─── Task data

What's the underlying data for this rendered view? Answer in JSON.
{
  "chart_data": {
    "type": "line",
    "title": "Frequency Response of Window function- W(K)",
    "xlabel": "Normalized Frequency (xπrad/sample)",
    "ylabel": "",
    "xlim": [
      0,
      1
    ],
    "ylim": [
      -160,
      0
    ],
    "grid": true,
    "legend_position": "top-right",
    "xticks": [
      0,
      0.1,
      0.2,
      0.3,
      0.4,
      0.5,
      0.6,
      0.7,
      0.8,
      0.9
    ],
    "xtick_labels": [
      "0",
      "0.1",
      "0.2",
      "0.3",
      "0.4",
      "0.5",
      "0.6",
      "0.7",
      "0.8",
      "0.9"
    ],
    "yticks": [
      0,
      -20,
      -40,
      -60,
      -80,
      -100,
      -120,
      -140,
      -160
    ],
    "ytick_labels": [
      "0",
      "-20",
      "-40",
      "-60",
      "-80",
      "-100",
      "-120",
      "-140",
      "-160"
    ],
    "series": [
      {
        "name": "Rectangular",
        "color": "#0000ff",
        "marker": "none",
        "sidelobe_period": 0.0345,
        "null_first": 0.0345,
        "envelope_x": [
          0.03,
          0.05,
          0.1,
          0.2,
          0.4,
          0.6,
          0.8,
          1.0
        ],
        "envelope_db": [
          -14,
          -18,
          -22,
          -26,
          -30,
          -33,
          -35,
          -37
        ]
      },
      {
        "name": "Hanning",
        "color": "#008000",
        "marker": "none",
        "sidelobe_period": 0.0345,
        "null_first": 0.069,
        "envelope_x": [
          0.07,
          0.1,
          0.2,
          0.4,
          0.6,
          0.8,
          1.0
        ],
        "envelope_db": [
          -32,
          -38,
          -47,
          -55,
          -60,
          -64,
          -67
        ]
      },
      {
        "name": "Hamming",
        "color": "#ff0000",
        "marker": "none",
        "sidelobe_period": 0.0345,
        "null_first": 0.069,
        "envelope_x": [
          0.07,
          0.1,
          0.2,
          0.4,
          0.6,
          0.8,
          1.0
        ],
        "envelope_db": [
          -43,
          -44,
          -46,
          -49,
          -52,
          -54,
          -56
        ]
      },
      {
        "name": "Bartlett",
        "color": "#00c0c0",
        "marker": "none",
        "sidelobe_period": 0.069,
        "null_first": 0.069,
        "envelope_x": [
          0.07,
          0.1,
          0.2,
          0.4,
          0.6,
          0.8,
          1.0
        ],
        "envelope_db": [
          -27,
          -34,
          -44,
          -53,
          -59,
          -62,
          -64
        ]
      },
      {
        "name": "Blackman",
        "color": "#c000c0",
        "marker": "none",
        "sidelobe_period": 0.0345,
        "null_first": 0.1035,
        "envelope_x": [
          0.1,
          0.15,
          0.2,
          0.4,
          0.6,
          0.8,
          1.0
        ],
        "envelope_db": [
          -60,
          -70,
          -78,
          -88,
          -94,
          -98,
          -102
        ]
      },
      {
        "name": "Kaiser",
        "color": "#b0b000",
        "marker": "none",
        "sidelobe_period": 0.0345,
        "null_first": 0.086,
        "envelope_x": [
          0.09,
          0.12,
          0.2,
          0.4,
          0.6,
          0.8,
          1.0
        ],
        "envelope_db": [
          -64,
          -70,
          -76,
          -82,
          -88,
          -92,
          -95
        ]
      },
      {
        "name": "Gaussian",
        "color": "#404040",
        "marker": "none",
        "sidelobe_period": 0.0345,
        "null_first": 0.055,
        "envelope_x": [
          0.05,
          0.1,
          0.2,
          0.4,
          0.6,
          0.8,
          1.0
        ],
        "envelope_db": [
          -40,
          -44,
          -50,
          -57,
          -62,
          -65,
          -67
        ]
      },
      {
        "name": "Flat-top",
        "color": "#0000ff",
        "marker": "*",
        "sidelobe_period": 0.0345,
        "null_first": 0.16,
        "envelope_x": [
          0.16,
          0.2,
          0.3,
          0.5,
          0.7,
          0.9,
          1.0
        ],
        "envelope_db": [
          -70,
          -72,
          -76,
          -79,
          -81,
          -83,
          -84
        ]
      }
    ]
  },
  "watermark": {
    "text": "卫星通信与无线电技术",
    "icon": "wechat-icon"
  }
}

──────

Output all of the data above without any alteration.

What's the underlying data for this rendered view? Answer in JSON.
{
  "chart_data": {
    "type": "line",
    "title": "Frequency Response of Window function- W(K)",
    "xlabel": "Normalized Frequency (xπrad/sample)",
    "ylabel": "",
    "xlim": [
      0,
      1
    ],
    "ylim": [
      -160,
      0
    ],
    "grid": true,
    "legend_position": "top-right",
    "xticks": [
      0,
      0.1,
      0.2,
      0.3,
      0.4,
      0.5,
      0.6,
      0.7,
      0.8,
      0.9
    ],
    "xtick_labels": [
      "0",
      "0.1",
      "0.2",
      "0.3",
      "0.4",
      "0.5",
      "0.6",
      "0.7",
      "0.8",
      "0.9"
    ],
    "yticks": [
      0,
      -20,
      -40,
      -60,
      -80,
      -100,
      -120,
      -140,
      -160
    ],
    "ytick_labels": [
      "0",
      "-20",
      "-40",
      "-60",
      "-80",
      "-100",
      "-120",
      "-140",
      "-160"
    ],
    "series": [
      {
        "name": "Rectangular",
        "color": "#0000ff",
        "marker": "none",
        "sidelobe_period": 0.0345,
        "null_first": 0.0345,
        "envelope_x": [
          0.03,
          0.05,
          0.1,
          0.2,
          0.4,
          0.6,
          0.8,
          1.0
        ],
        "envelope_db": [
          -14,
          -18,
          -22,
          -26,
          -30,
          -33,
          -35,
          -37
        ]
      },
      {
        "name": "Hanning",
        "color": "#008000",
        "marker": "none",
        "sidelobe_period": 0.0345,
        "null_first": 0.069,
        "envelope_x": [
          0.07,
          0.1,
          0.2,
          0.4,
          0.6,
          0.8,
          1.0
        ],
        "envelope_db": [
          -32,
          -38,
          -47,
          -55,
          -60,
          -64,
          -67
        ]
      },
      {
        "name": "Hamming",
        "color": "#ff0000",
        "marker": "none",
        "sidelobe_period": 0.0345,
        "null_first": 0.069,
        "envelope_x": [
          0.07,
          0.1,
          0.2,
          0.4,
          0.6,
          0.8,
          1.0
        ],
        "envelope_db": [
          -43,
          -44,
          -46,
          -49,
          -52,
          -54,
          -56
        ]
      },
      {
        "name": "Bartlett",
        "color": "#00c0c0",
        "marker": "none",
        "sidelobe_period": 0.069,
        "null_first": 0.069,
        "envelope_x": [
          0.07,
          0.1,
          0.2,
          0.4,
          0.6,
          0.8,
          1.0
        ],
        "envelope_db": [
          -27,
          -34,
          -44,
          -53,
          -59,
          -62,
          -64
        ]
      },
      {
        "name": "Blackman",
        "color": "#c000c0",
        "marker": "none",
        "sidelobe_period": 0.0345,
        "null_first": 0.1035,
        "envelope_x": [
          0.1,
          0.15,
          0.2,
          0.4,
          0.6,
          0.8,
          1.0
        ],
        "envelope_db": [
          -60,
          -70,
          -78,
          -88,
          -94,
          -98,
          -102
        ]
      },
      {
        "name": "Kaiser",
        "color": "#b0b000",
        "marker": "none",
        "sidelobe_period": 0.0345,
        "null_first": 0.086,
        "envelope_x": [
          0.09,
          0.12,
          0.2,
          0.4,
          0.6,
          0.8,
          1.0
        ],
        "envelope_db": [
          -64,
          -70,
          -76,
          -82,
          -88,
          -92,
          -95
        ]
      },
      {
        "name": "Gaussian",
        "color": "#404040",
        "marker": "none",
        "sidelobe_period": 0.0345,
        "null_first": 0.055,
        "envelope_x": [
          0.05,
          0.1,
          0.2,
          0.4,
          0.6,
          0.8,
          1.0
        ],
        "envelope_db": [
          -40,
          -44,
          -50,
          -57,
          -62,
          -65,
          -67
        ]
      },
      {
        "name": "Flat-top",
        "color": "#0000ff",
        "marker": "*",
        "sidelobe_period": 0.0345,
        "null_first": 0.16,
        "envelope_x": [
          0.16,
          0.2,
          0.3,
          0.5,
          0.7,
          0.9,
          1.0
        ],
        "envelope_db": [
          -70,
          -72,
          -76,
          -79,
          -81,
          -83,
          -84
        ]
      }
    ]
  },
  "watermark": {
    "text": "卫星通信与无线电技术",
    "icon": "wechat-icon"
  }
}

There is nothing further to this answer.